Type out the data exactly as given. Skip any image.

(The input)

···

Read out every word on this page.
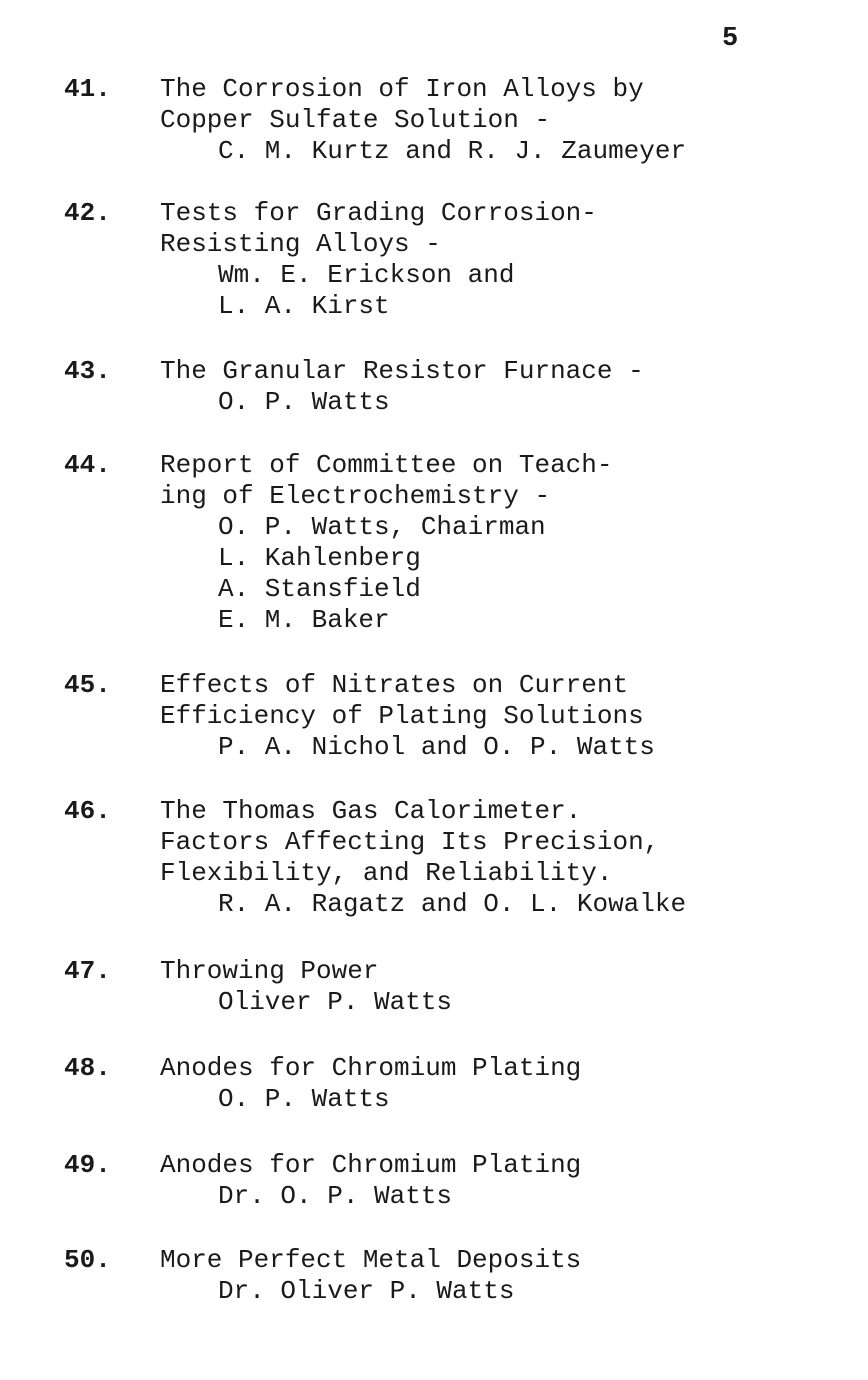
5
41. The Corrosion of Iron Alloys by
Copper Sulfate Solution -
C. M. Kurtz and R. J. Zaumeyer
42. Tests for Grading Corrosion-
Resisting Alloys -
Wm. E. Erickson and
L. A. Kirst
43. The Granular Resistor Furnace -
O. P. Watts
44. Report of Committee on Teach-
ing of Electrochemistry -
O. P. Watts, Chairman
L. Kahlenberg
A. Stansfield
E. M. Baker
45. Effects of Nitrates on Current
Efficiency of Plating Solutions
P. A. Nichol and O. P. Watts
46. The Thomas Gas Calorimeter.
Factors Affecting Its Precision,
Flexibility, and Reliability.
R. A. Ragatz and O. L. Kowalke
47. Throwing Power
Oliver P. Watts
48. Anodes for Chromium Plating
O. P. Watts
49. Anodes for Chromium Plating
Dr. O. P. Watts
50. More Perfect Metal Deposits
Dr. Oliver P. Watts
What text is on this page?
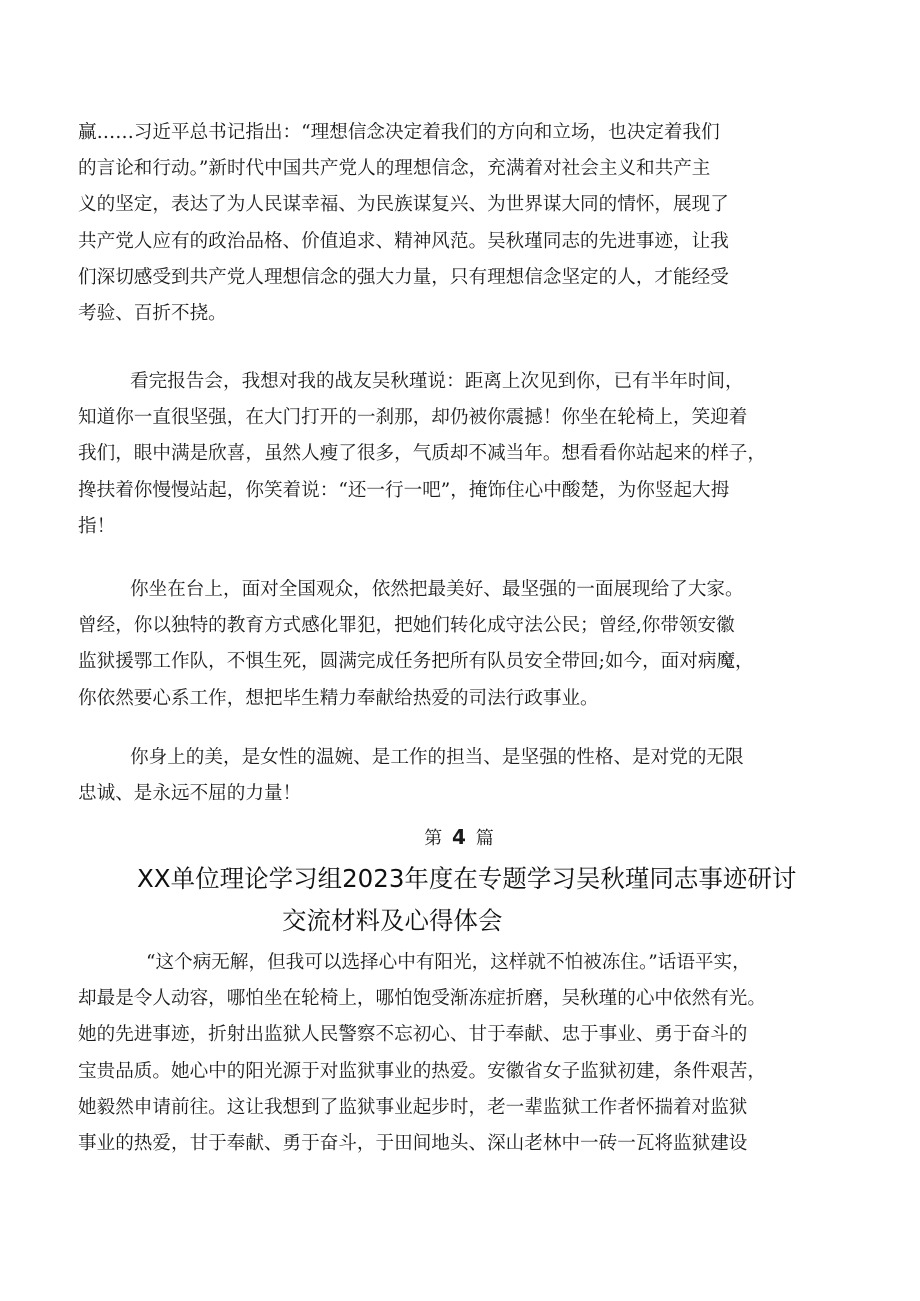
赢……习近平总书记指出：“理想信念决定着我们的方向和立场，也决定着我们
的言论和行动。”新时代中国共产党人的理想信念，充满着对社会主义和共产主
义的坚定，表达了为人民谋幸福、为民族谋复兴、为世界谋大同的情怀，展现了
共产党人应有的政治品格、价值追求、精神风范。吴秋瑾同志的先进事迹，让我
们深切感受到共产党人理想信念的强大力量，只有理想信念坚定的人，才能经受
考验、百折不挠。
看完报告会，我想对我的战友吴秋瑾说：距离上次见到你，已有半年时间，
知道你一直很坚强，在大门打开的一刹那，却仍被你震撼！你坐在轮椅上，笑迎着
我们，眼中满是欣喜，虽然人瘦了很多，气质却不减当年。想看看你站起来的样子，
搀扶着你慢慢站起，你笑着说：“还一行一吧”，掩饰住心中酸楚，为你竖起大拇
指！
你坐在台上，面对全国观众，依然把最美好、最坚强的一面展现给了大家。
曾经，你以独特的教育方式感化罪犯，把她们转化成守法公民；曾经,你带领安徽
监狱援鄂工作队，不惧生死，圆满完成任务把所有队员安全带回;如今，面对病魔，
你依然要心系工作，想把毕生精力奉献给热爱的司法行政事业。
你身上的美，是女性的温婉、是工作的担当、是坚强的性格、是对党的无限
忠诚、是永远不屈的力量！
第 4 篇
XX单位理论学习组2023年度在专题学习吴秋瑾同志事迹研讨
交流材料及心得体会
“这个病无解，但我可以选择心中有阳光，这样就不怕被冻住。”话语平实，
却最是令人动容，哪怕坐在轮椅上，哪怕饱受渐冻症折磨，吴秋瑾的心中依然有光。
她的先进事迹，折射出监狱人民警察不忘初心、甘于奉献、忠于事业、勇于奋斗的
宝贵品质。她心中的阳光源于对监狱事业的热爱。安徽省女子监狱初建，条件艰苦，
她毅然申请前往。这让我想到了监狱事业起步时，老一辈监狱工作者怀揣着对监狱
事业的热爱，甘于奉献、勇于奋斗，于田间地头、深山老林中一砖一瓦将监狱建设
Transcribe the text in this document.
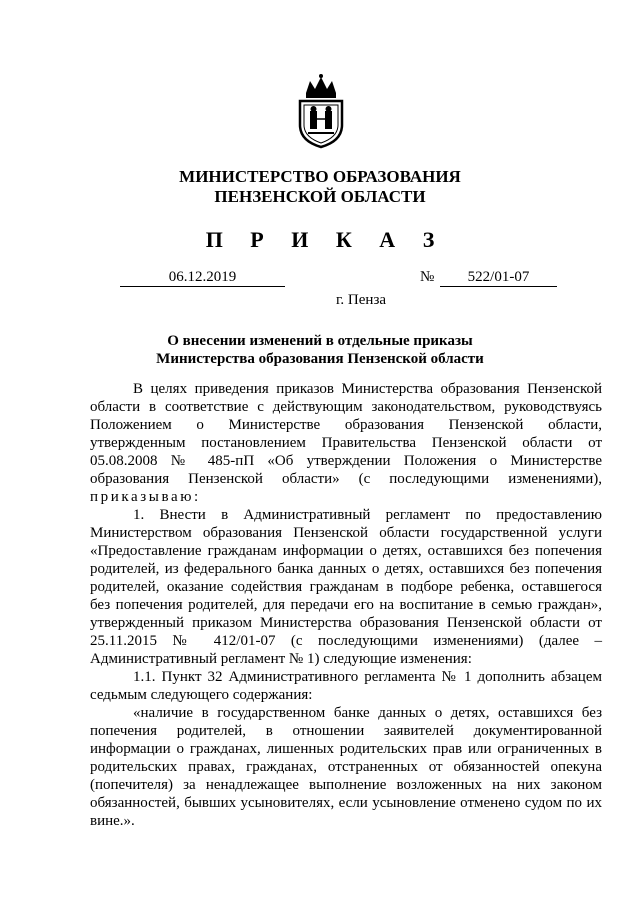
МИНИСТЕРСТВО ОБРАЗОВАНИЯ
ПЕНЗЕНСКОЙ ОБЛАСТИ
П Р И К А З
06.12.2019	№	522/01-07
г. Пенза
О внесении изменений в отдельные приказы
Министерства образования Пензенской области
В целях приведения приказов Министерства образования Пензенской
области в соответствие с действующим законодательством, руководствуясь
Положением о Министерстве образования Пензенской области,
утвержденным постановлением Правительства Пензенской области от
05.08.2008 № 485-пП «Об утверждении Положения о Министерстве
образования Пензенской области» (с последующими изменениями),
приказываю:
1. Внести в Административный регламент по предоставлению
Министерством образования Пензенской области государственной услуги
«Предоставление гражданам информации о детях, оставшихся без попечения
родителей, из федерального банка данных о детях, оставшихся без попечения
родителей, оказание содействия гражданам в подборе ребенка, оставшегося
без попечения родителей, для передачи его на воспитание в семью граждан»,
утвержденный приказом Министерства образования Пензенской области от
25.11.2015 № 412/01-07 (с последующими изменениями) (далее –
Административный регламент № 1) следующие изменения:
1.1. Пункт 32 Административного регламента № 1 дополнить абзацем
седьмым следующего содержания:
«наличие в государственном банке данных о детях, оставшихся без
попечения родителей, в отношении заявителей документированной
информации о гражданах, лишенных родительских прав или ограниченных в
родительских правах, гражданах, отстраненных от обязанностей опекуна
(попечителя) за ненадлежащее выполнение возложенных на них законом
обязанностей, бывших усыновителях, если усыновление отменено судом по их
вине.».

···

(Response to this exercise)
Read out every word on this page.
5
41. The Corrosion of Iron Alloys by
Copper Sulfate Solution -
C. M. Kurtz and R. J. Zaumeyer
42. Tests for Grading Corrosion-
Resisting Alloys -
Wm. E. Erickson and
L. A. Kirst
43. The Granular Resistor Furnace -
O. P. Watts
44. Report of Committee on Teach-
ing of Electrochemistry -
O. P. Watts, Chairman
L. Kahlenberg
A. Stansfield
E. M. Baker
45. Effects of Nitrates on Current
Efficiency of Plating Solutions
P. A. Nichol and O. P. Watts
46. The Thomas Gas Calorimeter.
Factors Affecting Its Precision,
Flexibility, and Reliability.
R. A. Ragatz and O. L. Kowalke
47. Throwing Power
Oliver P. Watts
48. Anodes for Chromium Plating
O. P. Watts
49. Anodes for Chromium Plating
Dr. O. P. Watts
50. More Perfect Metal Deposits
Dr. Oliver P. Watts
What text is on this page?
赢……习近平总书记指出：“理想信念决定着我们的方向和立场，也决定着我们
的言论和行动。”新时代中国共产党人的理想信念，充满着对社会主义和共产主
义的坚定，表达了为人民谋幸福、为民族谋复兴、为世界谋大同的情怀，展现了
共产党人应有的政治品格、价值追求、精神风范。吴秋瑾同志的先进事迹，让我
们深切感受到共产党人理想信念的强大力量，只有理想信念坚定的人，才能经受
考验、百折不挠。
看完报告会，我想对我的战友吴秋瑾说：距离上次见到你，已有半年时间，
知道你一直很坚强，在大门打开的一刹那，却仍被你震撼！你坐在轮椅上，笑迎着
我们，眼中满是欣喜，虽然人瘦了很多，气质却不减当年。想看看你站起来的样子，
搀扶着你慢慢站起，你笑着说：“还一行一吧”，掩饰住心中酸楚，为你竖起大拇
指！
你坐在台上，面对全国观众，依然把最美好、最坚强的一面展现给了大家。
曾经，你以独特的教育方式感化罪犯，把她们转化成守法公民；曾经,你带领安徽
监狱援鄂工作队，不惧生死，圆满完成任务把所有队员安全带回;如今，面对病魔，
你依然要心系工作，想把毕生精力奉献给热爱的司法行政事业。
你身上的美，是女性的温婉、是工作的担当、是坚强的性格、是对党的无限
忠诚、是永远不屈的力量！
第 4 篇
XX单位理论学习组2023年度在专题学习吴秋瑾同志事迹研讨
交流材料及心得体会
“这个病无解，但我可以选择心中有阳光，这样就不怕被冻住。”话语平实，
却最是令人动容，哪怕坐在轮椅上，哪怕饱受渐冻症折磨，吴秋瑾的心中依然有光。
她的先进事迹，折射出监狱人民警察不忘初心、甘于奉献、忠于事业、勇于奋斗的
宝贵品质。她心中的阳光源于对监狱事业的热爱。安徽省女子监狱初建，条件艰苦，
她毅然申请前往。这让我想到了监狱事业起步时，老一辈监狱工作者怀揣着对监狱
事业的热爱，甘于奉献、勇于奋斗，于田间地头、深山老林中一砖一瓦将监狱建设
Transcribe the text in this document.
МИНИСТЕРСТВО ОБРАЗОВАНИЯ
ПЕНЗЕНСКОЙ ОБЛАСТИ
П Р И К А З
06.12.2019	№	522/01-07
г. Пенза
О внесении изменений в отдельные приказы
Министерства образования Пензенской области
В целях приведения приказов Министерства образования Пензенской
области в соответствие с действующим законодательством, руководствуясь
Положением о Министерстве образования Пензенской области,
утвержденным постановлением Правительства Пензенской области от
05.08.2008 № 485-пП «Об утверждении Положения о Министерстве
образования Пензенской области» (с последующими изменениями),
приказываю:
1. Внести в Административный регламент по предоставлению
Министерством образования Пензенской области государственной услуги
«Предоставление гражданам информации о детях, оставшихся без попечения
родителей, из федерального банка данных о детях, оставшихся без попечения
родителей, оказание содействия гражданам в подборе ребенка, оставшегося
без попечения родителей, для передачи его на воспитание в семью граждан»,
утвержденный приказом Министерства образования Пензенской области от
25.11.2015 № 412/01-07 (с последующими изменениями) (далее –
Административный регламент № 1) следующие изменения:
1.1. Пункт 32 Административного регламента № 1 дополнить абзацем
седьмым следующего содержания:
«наличие в государственном банке данных о детях, оставшихся без
попечения родителей, в отношении заявителей документированной
информации о гражданах, лишенных родительских прав или ограниченных в
родительских правах, гражданах, отстраненных от обязанностей опекуна
(попечителя) за ненадлежащее выполнение возложенных на них законом
обязанностей, бывших усыновителях, если усыновление отменено судом по их
вине.».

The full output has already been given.